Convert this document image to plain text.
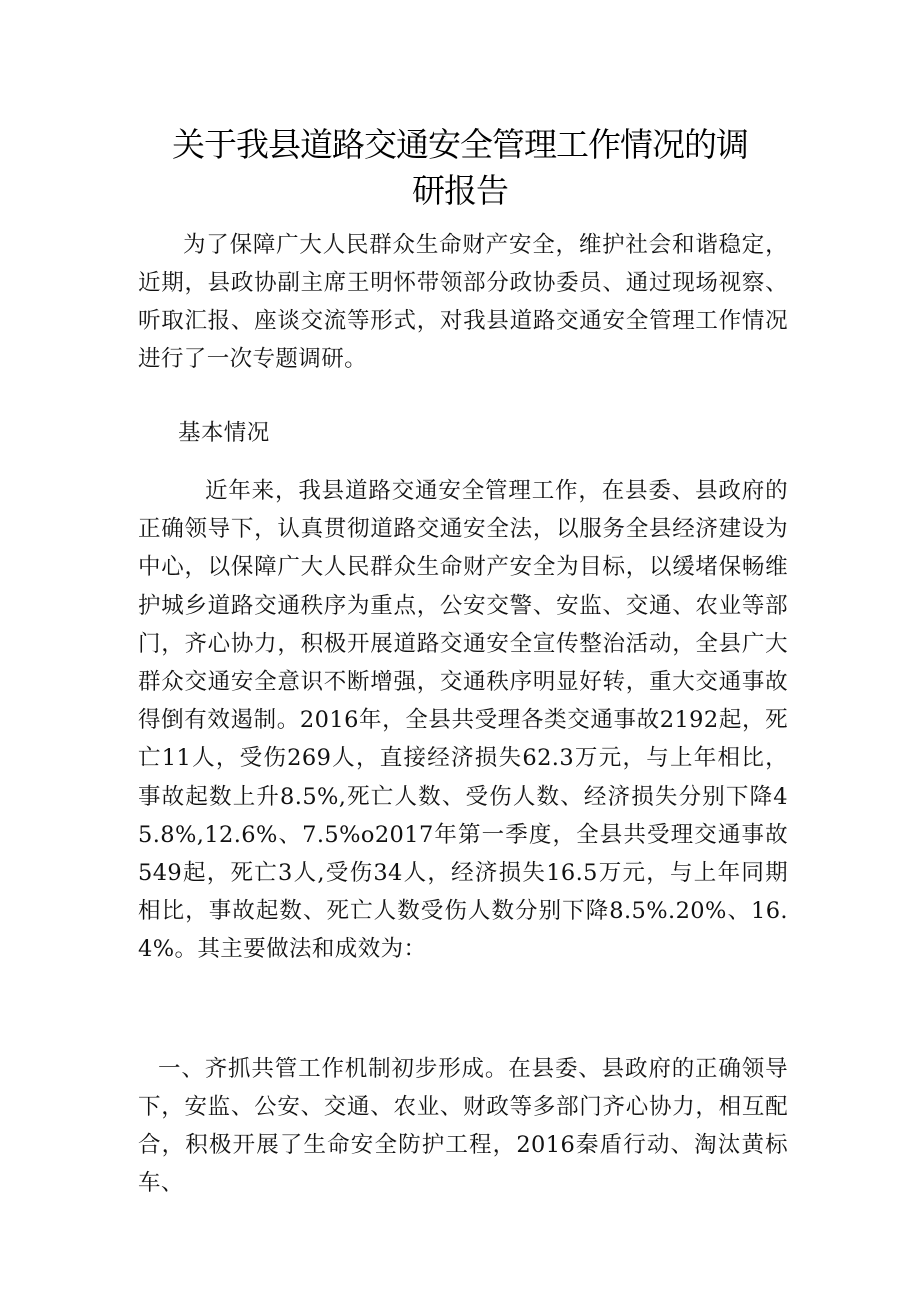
关于我县道路交通安全管理工作情况的调
研报告

为了保障广大人民群众生命财产安全，维护社会和谐稳定，近期，县政协副主席王明怀带领部分政协委员、通过现场视察、听取汇报、座谈交流等形式，对我县道路交通安全管理工作情况进行了一次专题调研。

基本情况

近年来，我县道路交通安全管理工作，在县委、县政府的正确领导下，认真贯彻道路交通安全法，以服务全县经济建设为中心，以保障广大人民群众生命财产安全为目标，以缓堵保畅维护城乡道路交通秩序为重点，公安交警、安监、交通、农业等部门，齐心协力，积极开展道路交通安全宣传整治活动，全县广大群众交通安全意识不断增强，交通秩序明显好转，重大交通事故得倒有效遏制。2016年，全县共受理各类交通事故2192起，死亡11人，受伤269人，直接经济损失62.3万元，与上年相比，事故起数上升8.5%,死亡人数、受伤人数、经济损失分别下降45.8%,12.6%、7.5%o2017年第一季度，全县共受理交通事故549起，死亡3人,受伤34人，经济损失16.5万元，与上年同期相比，事故起数、死亡人数受伤人数分别下降8.5%.20%、16.4%。其主要做法和成效为：

一、齐抓共管工作机制初步形成。在县委、县政府的正确领导下，安监、公安、交通、农业、财政等多部门齐心协力，相互配合，积极开展了生命安全防护工程，2016秦盾行动、淘汰黄标车、
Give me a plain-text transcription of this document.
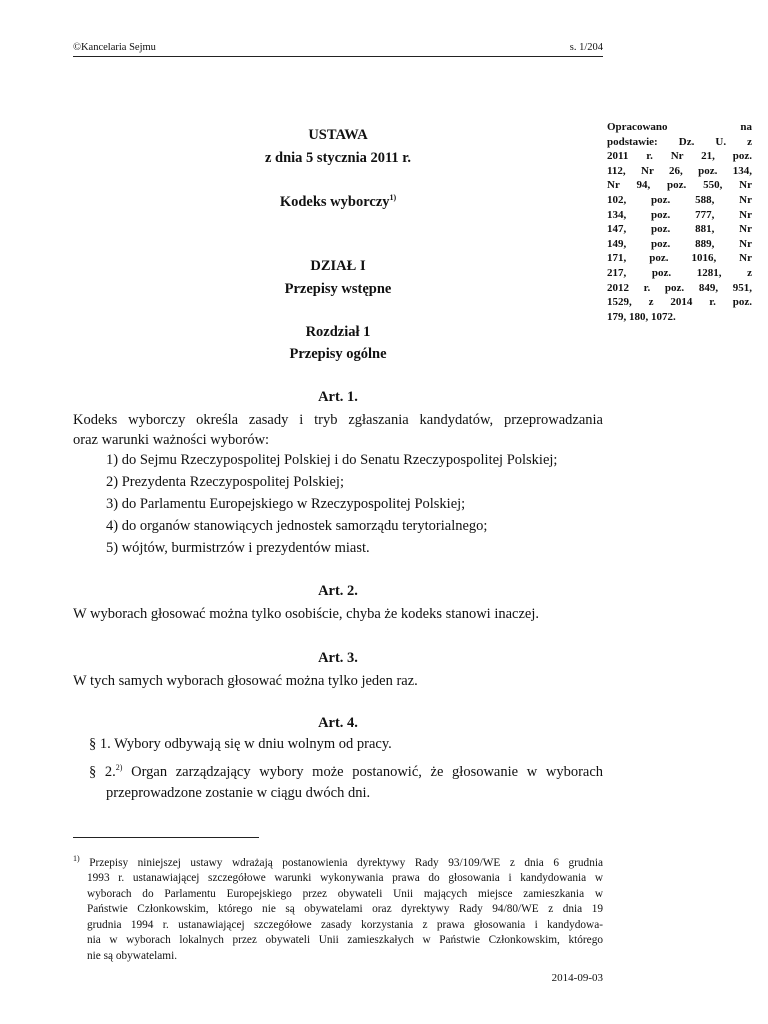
©Kancelaria Sejmu	s. 1/204
USTAWA
z dnia 5 stycznia 2011 r.
Kodeks wyborczy$^{1)}$
Opracowano na
podstawie: Dz. U. z
2011 r. Nr 21, poz.
112, Nr 26, poz. 134,
Nr 94, poz. 550, Nr
102, poz. 588, Nr
134, poz. 777, Nr
147, poz. 881, Nr
149, poz. 889, Nr
171, poz. 1016, Nr
217, poz. 1281, z
2012 r. poz. 849, 951,
1529, z 2014 r. poz.
179, 180, 1072.
DZIAŁ I
Przepisy wstępne
Rozdział 1
Przepisy ogólne
Art. 1.
Kodeks wyborczy określa zasady i tryb zgłaszania kandydatów, przeprowadzania
oraz warunki ważności wyborów:
1) do Sejmu Rzeczypospolitej Polskiej i do Senatu Rzeczypospolitej Polskiej;
2) Prezydenta Rzeczypospolitej Polskiej;
3) do Parlamentu Europejskiego w Rzeczypospolitej Polskiej;
4) do organów stanowiących jednostek samorządu terytorialnego;
5) wójtów, burmistrzów i prezydentów miast.
Art. 2.
W wyborach głosować można tylko osobiście, chyba że kodeks stanowi inaczej.
Art. 3.
W tych samych wyborach głosować można tylko jeden raz.
Art. 4.
§ 1. Wybory odbywają się w dniu wolnym od pracy.
§ 2.$^{2)}$ Organ zarządzający wybory może postanowić, że głosowanie w wyborach
przeprowadzone zostanie w ciągu dwóch dni.
$^{1)}$ Przepisy niniejszej ustawy wdrażają postanowienia dyrektywy Rady 93/109/WE z dnia 6 grudnia
1993 r. ustanawiającej szczegółowe warunki wykonywania prawa do głosowania i kandydowania w
wyborach do Parlamentu Europejskiego przez obywateli Unii mających miejsce zamieszkania w
Państwie Członkowskim, którego nie są obywatelami oraz dyrektywy Rady 94/80/WE z dnia 19
grudnia 1994 r. ustanawiającej szczegółowe zasady korzystania z prawa głosowania i kandydowa-
nia w wyborach lokalnych przez obywateli Unii zamieszkałych w Państwie Członkowskim, którego
nie są obywatelami.
2014-09-03
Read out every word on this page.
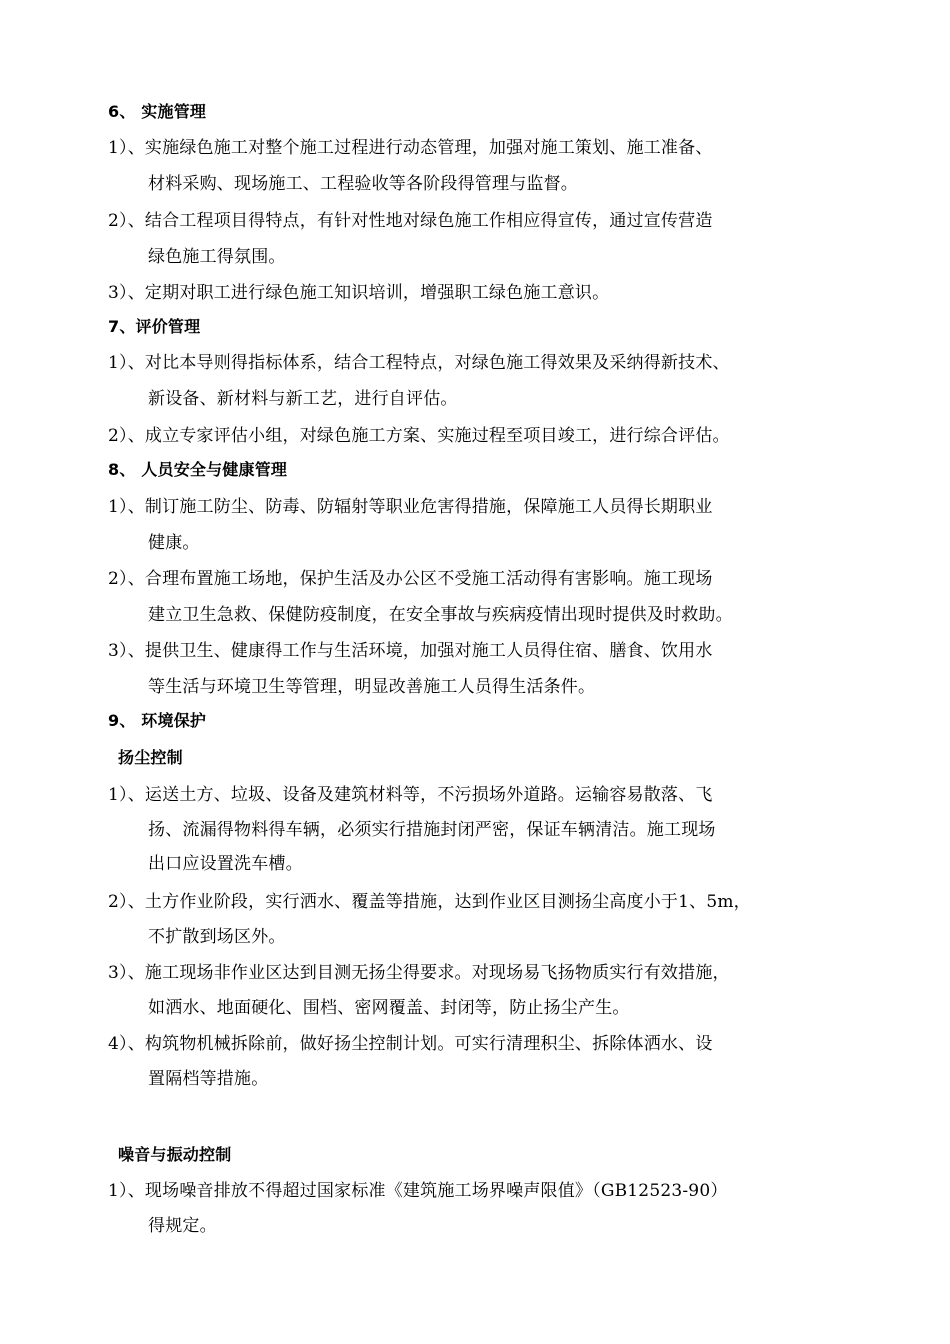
6、 实施管理
1）、实施绿色施工对整个施工过程进行动态管理，加强对施工策划、施工准备、
材料采购、现场施工、工程验收等各阶段得管理与监督。
2）、结合工程项目得特点，有针对性地对绿色施工作相应得宣传，通过宣传营造
绿色施工得氛围。
3）、定期对职工进行绿色施工知识培训，增强职工绿色施工意识。
7、评价管理
1）、对比本导则得指标体系，结合工程特点，对绿色施工得效果及采纳得新技术、
新设备、新材料与新工艺，进行自评估。
2）、成立专家评估小组，对绿色施工方案、实施过程至项目竣工，进行综合评估。
8、 人员安全与健康管理
1）、制订施工防尘、防毒、防辐射等职业危害得措施，保障施工人员得长期职业
健康。
2）、合理布置施工场地，保护生活及办公区不受施工活动得有害影响。施工现场
建立卫生急救、保健防疫制度，在安全事故与疾病疫情出现时提供及时救助。
3）、提供卫生、健康得工作与生活环境，加强对施工人员得住宿、膳食、饮用水
等生活与环境卫生等管理，明显改善施工人员得生活条件。
9、 环境保护
扬尘控制
1）、运送土方、垃圾、设备及建筑材料等，不污损场外道路。运输容易散落、飞
扬、流漏得物料得车辆，必须实行措施封闭严密，保证车辆清洁。施工现场
出口应设置洗车槽。
2）、土方作业阶段，实行洒水、覆盖等措施，达到作业区目测扬尘高度小于1、5m，
不扩散到场区外。
3）、施工现场非作业区达到目测无扬尘得要求。对现场易飞扬物质实行有效措施，
如洒水、地面硬化、围档、密网覆盖、封闭等，防止扬尘产生。
4）、构筑物机械拆除前，做好扬尘控制计划。可实行清理积尘、拆除体洒水、设
置隔档等措施。
噪音与振动控制
1）、现场噪音排放不得超过国家标准《建筑施工场界噪声限值》（GB12523-90）
得规定。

|---|

[WRITTEN TASK]: Copy each line of the records containing the string "głosować".

[TASK RESULT]:
W wyborach głosować można tylko osobiście, chyba że kodeks stanowi inaczej.
W tych samych wyborach głosować można tylko jeden raz.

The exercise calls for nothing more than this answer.